Records excerpted from a collection:

_ _ _

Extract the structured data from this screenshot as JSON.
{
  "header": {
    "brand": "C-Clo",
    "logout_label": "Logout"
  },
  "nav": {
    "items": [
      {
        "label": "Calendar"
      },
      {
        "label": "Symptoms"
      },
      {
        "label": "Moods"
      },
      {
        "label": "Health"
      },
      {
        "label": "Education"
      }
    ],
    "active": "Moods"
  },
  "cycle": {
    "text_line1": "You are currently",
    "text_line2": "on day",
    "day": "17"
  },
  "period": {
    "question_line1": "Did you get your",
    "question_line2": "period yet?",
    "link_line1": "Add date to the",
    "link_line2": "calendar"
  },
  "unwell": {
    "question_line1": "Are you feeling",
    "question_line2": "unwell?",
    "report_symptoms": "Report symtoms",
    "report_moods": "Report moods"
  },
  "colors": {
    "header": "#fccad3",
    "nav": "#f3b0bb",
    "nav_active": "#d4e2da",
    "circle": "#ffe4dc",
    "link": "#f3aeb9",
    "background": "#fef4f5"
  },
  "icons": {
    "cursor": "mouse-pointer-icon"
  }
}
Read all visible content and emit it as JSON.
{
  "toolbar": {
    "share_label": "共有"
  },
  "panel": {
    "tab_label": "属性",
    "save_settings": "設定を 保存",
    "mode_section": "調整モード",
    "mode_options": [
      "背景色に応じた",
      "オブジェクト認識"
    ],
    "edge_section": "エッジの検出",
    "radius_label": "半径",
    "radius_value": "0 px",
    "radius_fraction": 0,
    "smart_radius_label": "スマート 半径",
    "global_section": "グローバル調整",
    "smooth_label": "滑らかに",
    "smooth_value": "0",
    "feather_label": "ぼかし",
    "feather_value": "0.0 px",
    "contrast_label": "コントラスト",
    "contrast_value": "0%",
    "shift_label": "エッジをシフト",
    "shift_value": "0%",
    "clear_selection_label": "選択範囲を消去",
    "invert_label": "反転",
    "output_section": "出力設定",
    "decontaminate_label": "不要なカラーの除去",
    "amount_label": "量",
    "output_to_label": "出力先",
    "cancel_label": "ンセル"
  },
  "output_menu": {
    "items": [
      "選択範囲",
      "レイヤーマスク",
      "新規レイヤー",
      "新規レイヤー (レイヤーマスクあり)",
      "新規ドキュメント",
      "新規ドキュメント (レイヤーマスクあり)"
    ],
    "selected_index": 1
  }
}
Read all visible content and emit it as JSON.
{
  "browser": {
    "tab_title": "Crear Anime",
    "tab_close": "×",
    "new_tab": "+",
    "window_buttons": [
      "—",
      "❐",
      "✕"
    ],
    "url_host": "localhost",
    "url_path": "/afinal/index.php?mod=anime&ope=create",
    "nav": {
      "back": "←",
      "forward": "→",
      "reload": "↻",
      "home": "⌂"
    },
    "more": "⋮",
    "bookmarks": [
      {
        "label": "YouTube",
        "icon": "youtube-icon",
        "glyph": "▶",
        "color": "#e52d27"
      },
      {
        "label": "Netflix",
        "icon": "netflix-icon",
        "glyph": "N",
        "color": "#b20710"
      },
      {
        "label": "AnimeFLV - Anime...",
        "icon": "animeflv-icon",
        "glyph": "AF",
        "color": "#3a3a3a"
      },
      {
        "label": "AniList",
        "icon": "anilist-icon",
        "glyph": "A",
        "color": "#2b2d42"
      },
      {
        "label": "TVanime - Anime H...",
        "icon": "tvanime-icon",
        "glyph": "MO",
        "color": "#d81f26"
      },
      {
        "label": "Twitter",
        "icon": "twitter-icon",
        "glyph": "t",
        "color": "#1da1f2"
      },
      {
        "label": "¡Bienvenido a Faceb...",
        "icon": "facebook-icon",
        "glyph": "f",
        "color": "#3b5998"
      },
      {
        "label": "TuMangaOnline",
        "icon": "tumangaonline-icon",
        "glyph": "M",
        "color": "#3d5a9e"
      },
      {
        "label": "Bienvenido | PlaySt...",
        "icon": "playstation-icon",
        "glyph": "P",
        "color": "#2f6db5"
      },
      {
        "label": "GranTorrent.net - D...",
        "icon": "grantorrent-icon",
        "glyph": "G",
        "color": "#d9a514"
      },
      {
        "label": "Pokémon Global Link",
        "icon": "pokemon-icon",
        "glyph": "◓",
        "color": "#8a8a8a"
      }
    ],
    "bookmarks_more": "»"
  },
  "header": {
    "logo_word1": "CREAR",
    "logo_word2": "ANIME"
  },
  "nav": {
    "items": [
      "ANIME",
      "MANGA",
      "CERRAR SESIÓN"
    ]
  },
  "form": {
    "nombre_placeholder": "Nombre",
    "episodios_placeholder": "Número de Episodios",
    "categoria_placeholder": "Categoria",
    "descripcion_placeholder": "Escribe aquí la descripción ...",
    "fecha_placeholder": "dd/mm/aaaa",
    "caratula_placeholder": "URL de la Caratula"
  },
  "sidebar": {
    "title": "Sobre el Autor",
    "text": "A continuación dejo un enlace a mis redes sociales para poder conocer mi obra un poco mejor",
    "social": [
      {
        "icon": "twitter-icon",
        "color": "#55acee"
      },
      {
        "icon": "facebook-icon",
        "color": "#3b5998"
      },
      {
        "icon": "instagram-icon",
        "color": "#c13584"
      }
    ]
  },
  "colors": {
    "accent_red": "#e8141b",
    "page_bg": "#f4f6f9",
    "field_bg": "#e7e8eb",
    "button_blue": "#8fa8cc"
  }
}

_ _ _

## Exercise
Each record above must be given again exactly.

## Exercise answer
Extract the structured data from this screenshot as JSON.
{
  "header": {
    "brand": "C-Clo",
    "logout_label": "Logout"
  },
  "nav": {
    "items": [
      {
        "label": "Calendar"
      },
      {
        "label": "Symptoms"
      },
      {
        "label": "Moods"
      },
      {
        "label": "Health"
      },
      {
        "label": "Education"
      }
    ],
    "active": "Moods"
  },
  "cycle": {
    "text_line1": "You are currently",
    "text_line2": "on day",
    "day": "17"
  },
  "period": {
    "question_line1": "Did you get your",
    "question_line2": "period yet?",
    "link_line1": "Add date to the",
    "link_line2": "calendar"
  },
  "unwell": {
    "question_line1": "Are you feeling",
    "question_line2": "unwell?",
    "report_symptoms": "Report symtoms",
    "report_moods": "Report moods"
  },
  "colors": {
    "header": "#fccad3",
    "nav": "#f3b0bb",
    "nav_active": "#d4e2da",
    "circle": "#ffe4dc",
    "link": "#f3aeb9",
    "background": "#fef4f5"
  },
  "icons": {
    "cursor": "mouse-pointer-icon"
  }
}
Read all visible content and emit it as JSON.
{
  "toolbar": {
    "share_label": "共有"
  },
  "panel": {
    "tab_label": "属性",
    "save_settings": "設定を 保存",
    "mode_section": "調整モード",
    "mode_options": [
      "背景色に応じた",
      "オブジェクト認識"
    ],
    "edge_section": "エッジの検出",
    "radius_label": "半径",
    "radius_value": "0 px",
    "radius_fraction": 0,
    "smart_radius_label": "スマート 半径",
    "global_section": "グローバル調整",
    "smooth_label": "滑らかに",
    "smooth_value": "0",
    "feather_label": "ぼかし",
    "feather_value": "0.0 px",
    "contrast_label": "コントラスト",
    "contrast_value": "0%",
    "shift_label": "エッジをシフト",
    "shift_value": "0%",
    "clear_selection_label": "選択範囲を消去",
    "invert_label": "反転",
    "output_section": "出力設定",
    "decontaminate_label": "不要なカラーの除去",
    "amount_label": "量",
    "output_to_label": "出力先",
    "cancel_label": "ンセル"
  },
  "output_menu": {
    "items": [
      "選択範囲",
      "レイヤーマスク",
      "新規レイヤー",
      "新規レイヤー (レイヤーマスクあり)",
      "新規ドキュメント",
      "新規ドキュメント (レイヤーマスクあり)"
    ],
    "selected_index": 1
  }
}
Read all visible content and emit it as JSON.
{
  "browser": {
    "tab_title": "Crear Anime",
    "tab_close": "×",
    "new_tab": "+",
    "window_buttons": [
      "—",
      "❐",
      "✕"
    ],
    "url_host": "localhost",
    "url_path": "/afinal/index.php?mod=anime&ope=create",
    "nav": {
      "back": "←",
      "forward": "→",
      "reload": "↻",
      "home": "⌂"
    },
    "more": "⋮",
    "bookmarks": [
      {
        "label": "YouTube",
        "icon": "youtube-icon",
        "glyph": "▶",
        "color": "#e52d27"
      },
      {
        "label": "Netflix",
        "icon": "netflix-icon",
        "glyph": "N",
        "color": "#b20710"
      },
      {
        "label": "AnimeFLV - Anime...",
        "icon": "animeflv-icon",
        "glyph": "AF",
        "color": "#3a3a3a"
      },
      {
        "label": "AniList",
        "icon": "anilist-icon",
        "glyph": "A",
        "color": "#2b2d42"
      },
      {
        "label": "TVanime - Anime H...",
        "icon": "tvanime-icon",
        "glyph": "MO",
        "color": "#d81f26"
      },
      {
        "label": "Twitter",
        "icon": "twitter-icon",
        "glyph": "t",
        "color": "#1da1f2"
      },
      {
        "label": "¡Bienvenido a Faceb...",
        "icon": "facebook-icon",
        "glyph": "f",
        "color": "#3b5998"
      },
      {
        "label": "TuMangaOnline",
        "icon": "tumangaonline-icon",
        "glyph": "M",
        "color": "#3d5a9e"
      },
      {
        "label": "Bienvenido | PlaySt...",
        "icon": "playstation-icon",
        "glyph": "P",
        "color": "#2f6db5"
      },
      {
        "label": "GranTorrent.net - D...",
        "icon": "grantorrent-icon",
        "glyph": "G",
        "color": "#d9a514"
      },
      {
        "label": "Pokémon Global Link",
        "icon": "pokemon-icon",
        "glyph": "◓",
        "color": "#8a8a8a"
      }
    ],
    "bookmarks_more": "»"
  },
  "header": {
    "logo_word1": "CREAR",
    "logo_word2": "ANIME"
  },
  "nav": {
    "items": [
      "ANIME",
      "MANGA",
      "CERRAR SESIÓN"
    ]
  },
  "form": {
    "nombre_placeholder": "Nombre",
    "episodios_placeholder": "Número de Episodios",
    "categoria_placeholder": "Categoria",
    "descripcion_placeholder": "Escribe aquí la descripción ...",
    "fecha_placeholder": "dd/mm/aaaa",
    "caratula_placeholder": "URL de la Caratula"
  },
  "sidebar": {
    "title": "Sobre el Autor",
    "text": "A continuación dejo un enlace a mis redes sociales para poder conocer mi obra un poco mejor",
    "social": [
      {
        "icon": "twitter-icon",
        "color": "#55acee"
      },
      {
        "icon": "facebook-icon",
        "color": "#3b5998"
      },
      {
        "icon": "instagram-icon",
        "color": "#c13584"
      }
    ]
  },
  "colors": {
    "accent_red": "#e8141b",
    "page_bg": "#f4f6f9",
    "field_bg": "#e7e8eb",
    "button_blue": "#8fa8cc"
  }
}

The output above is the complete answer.